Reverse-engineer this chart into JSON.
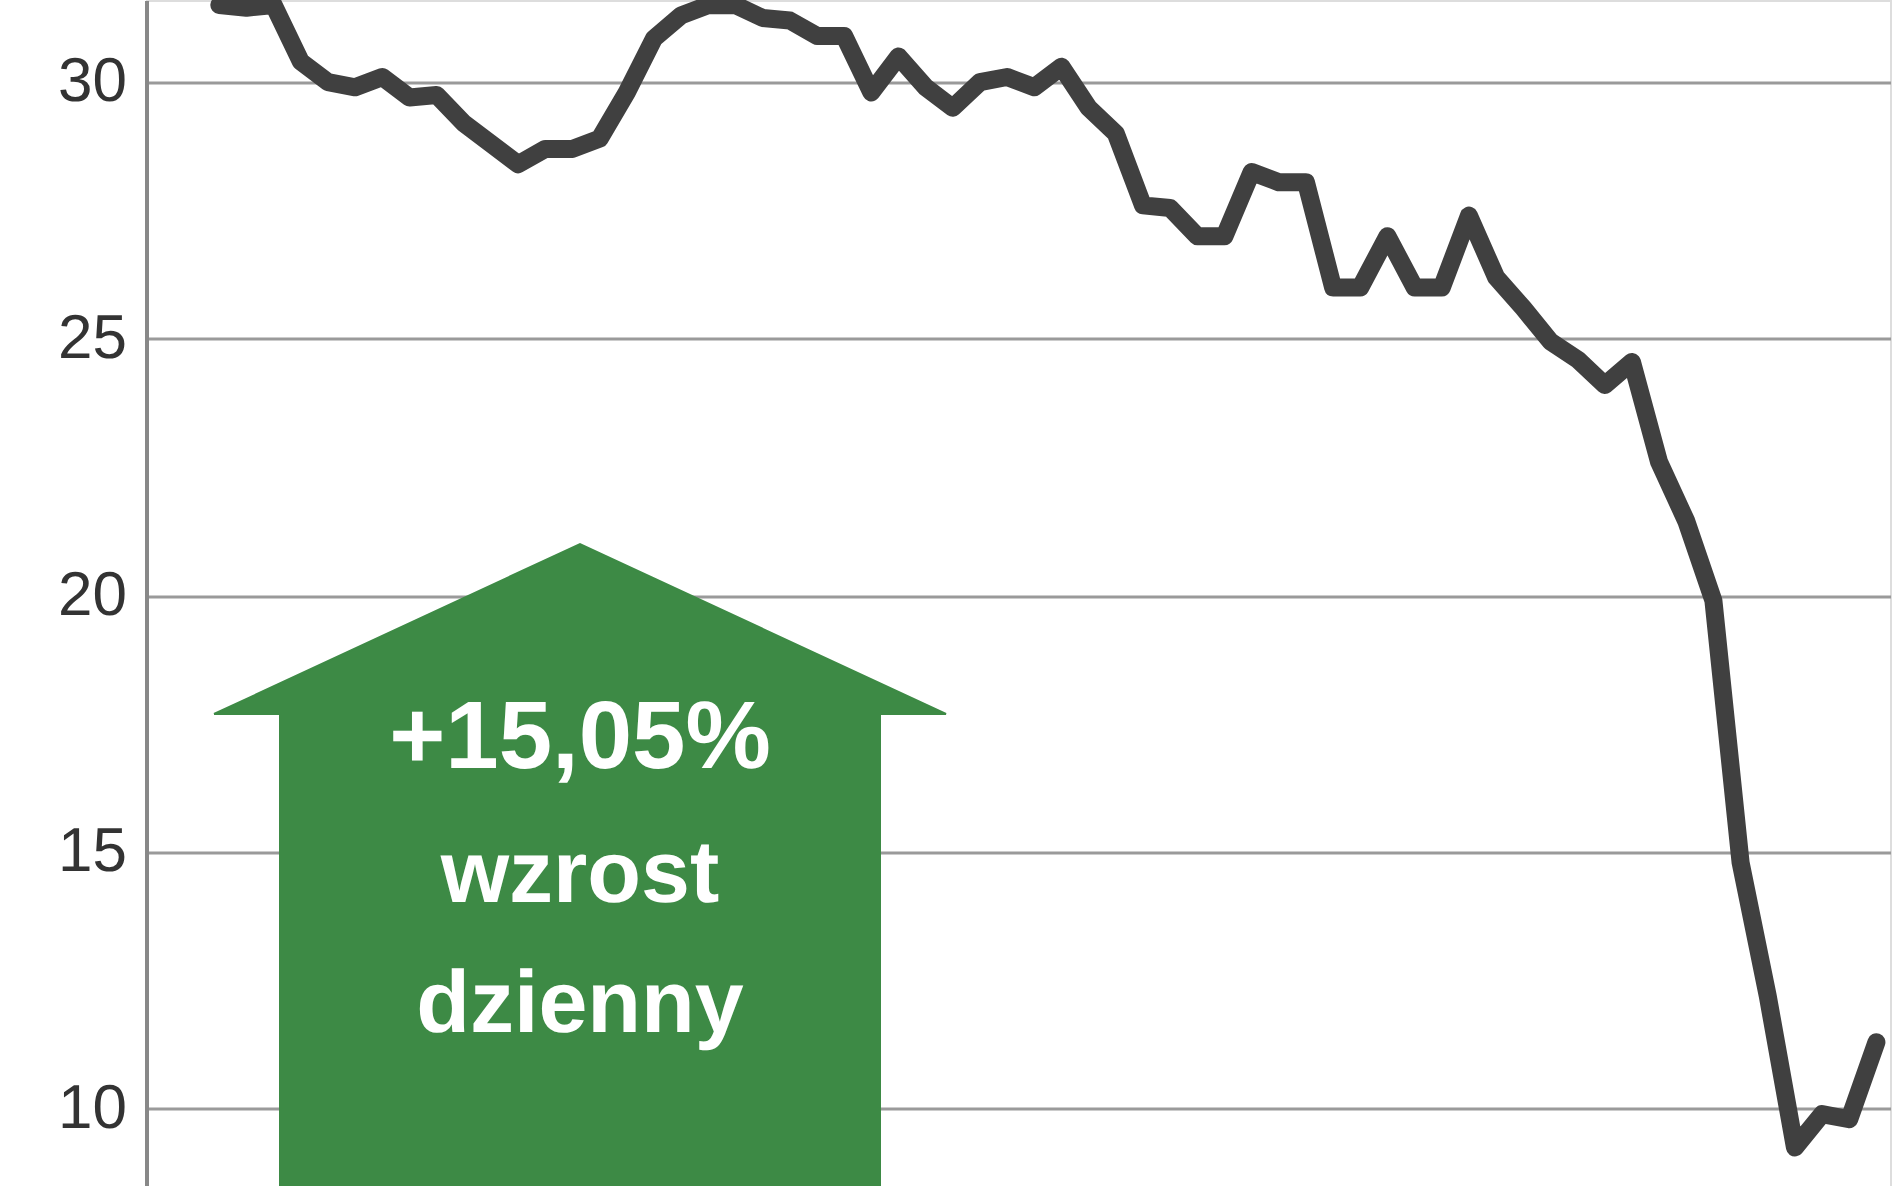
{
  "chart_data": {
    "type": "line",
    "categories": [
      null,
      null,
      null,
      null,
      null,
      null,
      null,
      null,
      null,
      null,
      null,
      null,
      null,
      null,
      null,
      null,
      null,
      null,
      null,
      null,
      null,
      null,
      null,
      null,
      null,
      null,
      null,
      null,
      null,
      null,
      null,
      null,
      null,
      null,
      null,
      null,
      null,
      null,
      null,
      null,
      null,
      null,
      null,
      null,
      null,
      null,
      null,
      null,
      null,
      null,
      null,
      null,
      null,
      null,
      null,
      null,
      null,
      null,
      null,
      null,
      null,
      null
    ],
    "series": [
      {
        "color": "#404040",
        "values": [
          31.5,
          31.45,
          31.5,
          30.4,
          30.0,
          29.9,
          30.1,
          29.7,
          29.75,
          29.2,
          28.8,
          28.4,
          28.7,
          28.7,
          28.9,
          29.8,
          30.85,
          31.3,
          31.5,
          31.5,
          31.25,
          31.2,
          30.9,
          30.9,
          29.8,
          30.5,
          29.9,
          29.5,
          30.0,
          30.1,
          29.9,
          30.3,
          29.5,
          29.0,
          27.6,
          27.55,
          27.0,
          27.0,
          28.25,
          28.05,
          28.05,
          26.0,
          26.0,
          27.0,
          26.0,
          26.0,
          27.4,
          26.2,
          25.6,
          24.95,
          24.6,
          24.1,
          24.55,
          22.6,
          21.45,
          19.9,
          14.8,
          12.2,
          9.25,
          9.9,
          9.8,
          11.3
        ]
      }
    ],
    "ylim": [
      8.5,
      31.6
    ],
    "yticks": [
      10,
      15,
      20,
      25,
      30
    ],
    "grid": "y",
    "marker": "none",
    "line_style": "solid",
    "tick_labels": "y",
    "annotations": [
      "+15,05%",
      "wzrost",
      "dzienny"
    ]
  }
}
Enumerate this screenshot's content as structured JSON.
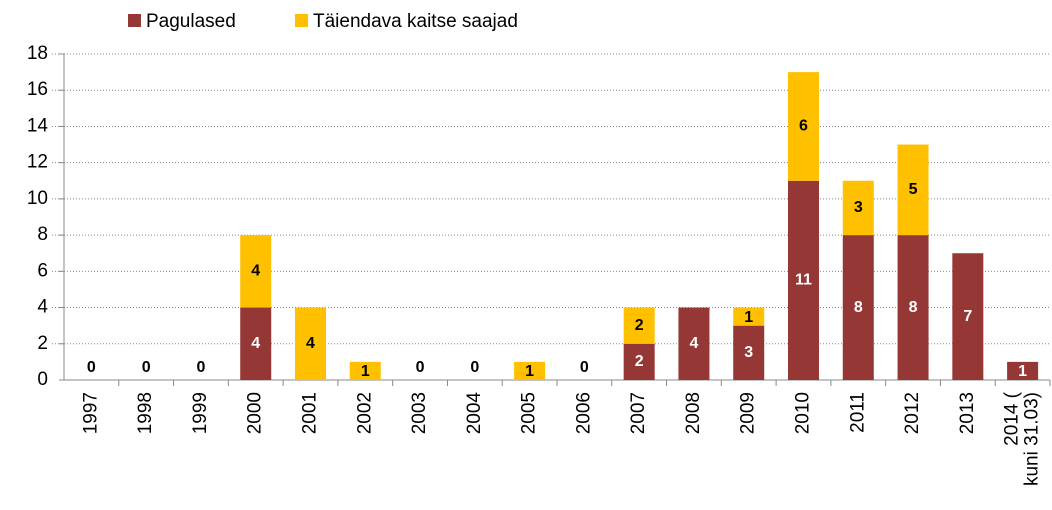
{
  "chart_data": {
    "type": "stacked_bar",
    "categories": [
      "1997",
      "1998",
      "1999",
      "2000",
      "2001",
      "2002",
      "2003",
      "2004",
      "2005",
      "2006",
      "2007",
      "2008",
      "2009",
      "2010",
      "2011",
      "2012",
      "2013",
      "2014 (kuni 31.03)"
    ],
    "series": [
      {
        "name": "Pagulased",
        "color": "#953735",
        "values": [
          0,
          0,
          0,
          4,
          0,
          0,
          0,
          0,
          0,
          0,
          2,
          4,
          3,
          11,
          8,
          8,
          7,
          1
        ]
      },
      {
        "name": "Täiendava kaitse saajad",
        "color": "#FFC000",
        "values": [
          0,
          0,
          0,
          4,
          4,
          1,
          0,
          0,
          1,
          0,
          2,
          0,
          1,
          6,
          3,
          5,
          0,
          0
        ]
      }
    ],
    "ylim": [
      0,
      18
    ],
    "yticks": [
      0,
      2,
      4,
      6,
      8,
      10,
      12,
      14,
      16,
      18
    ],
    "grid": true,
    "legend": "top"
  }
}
⁂
** Requirements **
Leave the pictures out and copy the rest of the data exactly.

** Exercise result **
Reverse-engineer this chart into JSON.
{
  "chart_data": {
    "type": "line",
    "categories": [
      null,
      null,
      null,
      null,
      null,
      null,
      null,
      null,
      null,
      null,
      null,
      null,
      null,
      null,
      null,
      null,
      null,
      null,
      null,
      null,
      null,
      null,
      null,
      null,
      null,
      null,
      null,
      null,
      null,
      null,
      null,
      null,
      null,
      null,
      null,
      null,
      null,
      null,
      null,
      null,
      null,
      null,
      null,
      null,
      null,
      null,
      null,
      null,
      null,
      null,
      null,
      null,
      null,
      null,
      null,
      null,
      null,
      null,
      null,
      null,
      null,
      null
    ],
    "series": [
      {
        "color": "#404040",
        "values": [
          31.5,
          31.45,
          31.5,
          30.4,
          30.0,
          29.9,
          30.1,
          29.7,
          29.75,
          29.2,
          28.8,
          28.4,
          28.7,
          28.7,
          28.9,
          29.8,
          30.85,
          31.3,
          31.5,
          31.5,
          31.25,
          31.2,
          30.9,
          30.9,
          29.8,
          30.5,
          29.9,
          29.5,
          30.0,
          30.1,
          29.9,
          30.3,
          29.5,
          29.0,
          27.6,
          27.55,
          27.0,
          27.0,
          28.25,
          28.05,
          28.05,
          26.0,
          26.0,
          27.0,
          26.0,
          26.0,
          27.4,
          26.2,
          25.6,
          24.95,
          24.6,
          24.1,
          24.55,
          22.6,
          21.45,
          19.9,
          14.8,
          12.2,
          9.25,
          9.9,
          9.8,
          11.3
        ]
      }
    ],
    "ylim": [
      8.5,
      31.6
    ],
    "yticks": [
      10,
      15,
      20,
      25,
      30
    ],
    "grid": "y",
    "marker": "none",
    "line_style": "solid",
    "tick_labels": "y",
    "annotations": [
      "+15,05%",
      "wzrost",
      "dzienny"
    ]
  }
}
Enumerate this screenshot's content as structured JSON.
{
  "chart_data": {
    "type": "stacked_bar",
    "categories": [
      "1997",
      "1998",
      "1999",
      "2000",
      "2001",
      "2002",
      "2003",
      "2004",
      "2005",
      "2006",
      "2007",
      "2008",
      "2009",
      "2010",
      "2011",
      "2012",
      "2013",
      "2014 (kuni 31.03)"
    ],
    "series": [
      {
        "name": "Pagulased",
        "color": "#953735",
        "values": [
          0,
          0,
          0,
          4,
          0,
          0,
          0,
          0,
          0,
          0,
          2,
          4,
          3,
          11,
          8,
          8,
          7,
          1
        ]
      },
      {
        "name": "Täiendava kaitse saajad",
        "color": "#FFC000",
        "values": [
          0,
          0,
          0,
          4,
          4,
          1,
          0,
          0,
          1,
          0,
          2,
          0,
          1,
          6,
          3,
          5,
          0,
          0
        ]
      }
    ],
    "ylim": [
      0,
      18
    ],
    "yticks": [
      0,
      2,
      4,
      6,
      8,
      10,
      12,
      14,
      16,
      18
    ],
    "grid": true,
    "legend": "top"
  }
}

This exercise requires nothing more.